- _Material to process_
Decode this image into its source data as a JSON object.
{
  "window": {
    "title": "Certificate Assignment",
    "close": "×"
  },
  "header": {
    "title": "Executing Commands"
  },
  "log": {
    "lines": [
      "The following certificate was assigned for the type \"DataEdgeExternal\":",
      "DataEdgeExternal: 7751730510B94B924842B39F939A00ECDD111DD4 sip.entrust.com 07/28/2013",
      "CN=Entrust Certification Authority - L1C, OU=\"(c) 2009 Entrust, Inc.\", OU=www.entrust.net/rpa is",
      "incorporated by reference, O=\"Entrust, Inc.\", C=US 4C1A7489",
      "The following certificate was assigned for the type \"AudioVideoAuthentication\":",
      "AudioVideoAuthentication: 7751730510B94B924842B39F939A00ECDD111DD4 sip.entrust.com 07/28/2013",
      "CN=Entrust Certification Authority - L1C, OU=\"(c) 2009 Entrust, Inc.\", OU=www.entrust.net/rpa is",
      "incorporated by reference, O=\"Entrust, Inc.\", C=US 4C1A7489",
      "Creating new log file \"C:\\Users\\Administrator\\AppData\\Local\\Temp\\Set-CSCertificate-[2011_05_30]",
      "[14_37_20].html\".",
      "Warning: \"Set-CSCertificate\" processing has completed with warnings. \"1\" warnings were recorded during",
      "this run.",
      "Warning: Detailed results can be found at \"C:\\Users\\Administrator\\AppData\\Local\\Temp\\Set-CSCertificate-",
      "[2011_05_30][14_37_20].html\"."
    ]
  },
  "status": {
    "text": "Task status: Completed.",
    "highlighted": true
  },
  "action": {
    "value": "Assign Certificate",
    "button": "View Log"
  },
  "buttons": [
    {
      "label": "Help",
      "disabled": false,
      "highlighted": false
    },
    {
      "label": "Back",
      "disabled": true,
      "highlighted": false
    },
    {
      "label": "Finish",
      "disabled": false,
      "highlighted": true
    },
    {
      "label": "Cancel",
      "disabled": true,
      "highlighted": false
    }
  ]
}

- _Work to complete_
Your task is to return the full listing exactly as it was given.

- _Result below_
Decode this image into its source data as a JSON object.
{
  "window": {
    "title": "Certificate Assignment",
    "close": "×"
  },
  "header": {
    "title": "Executing Commands"
  },
  "log": {
    "lines": [
      "The following certificate was assigned for the type \"DataEdgeExternal\":",
      "DataEdgeExternal: 7751730510B94B924842B39F939A00ECDD111DD4 sip.entrust.com 07/28/2013",
      "CN=Entrust Certification Authority - L1C, OU=\"(c) 2009 Entrust, Inc.\", OU=www.entrust.net/rpa is",
      "incorporated by reference, O=\"Entrust, Inc.\", C=US 4C1A7489",
      "The following certificate was assigned for the type \"AudioVideoAuthentication\":",
      "AudioVideoAuthentication: 7751730510B94B924842B39F939A00ECDD111DD4 sip.entrust.com 07/28/2013",
      "CN=Entrust Certification Authority - L1C, OU=\"(c) 2009 Entrust, Inc.\", OU=www.entrust.net/rpa is",
      "incorporated by reference, O=\"Entrust, Inc.\", C=US 4C1A7489",
      "Creating new log file \"C:\\Users\\Administrator\\AppData\\Local\\Temp\\Set-CSCertificate-[2011_05_30]",
      "[14_37_20].html\".",
      "Warning: \"Set-CSCertificate\" processing has completed with warnings. \"1\" warnings were recorded during",
      "this run.",
      "Warning: Detailed results can be found at \"C:\\Users\\Administrator\\AppData\\Local\\Temp\\Set-CSCertificate-",
      "[2011_05_30][14_37_20].html\"."
    ]
  },
  "status": {
    "text": "Task status: Completed.",
    "highlighted": true
  },
  "action": {
    "value": "Assign Certificate",
    "button": "View Log"
  },
  "buttons": [
    {
      "label": "Help",
      "disabled": false,
      "highlighted": false
    },
    {
      "label": "Back",
      "disabled": true,
      "highlighted": false
    },
    {
      "label": "Finish",
      "disabled": false,
      "highlighted": true
    },
    {
      "label": "Cancel",
      "disabled": true,
      "highlighted": false
    }
  ]
}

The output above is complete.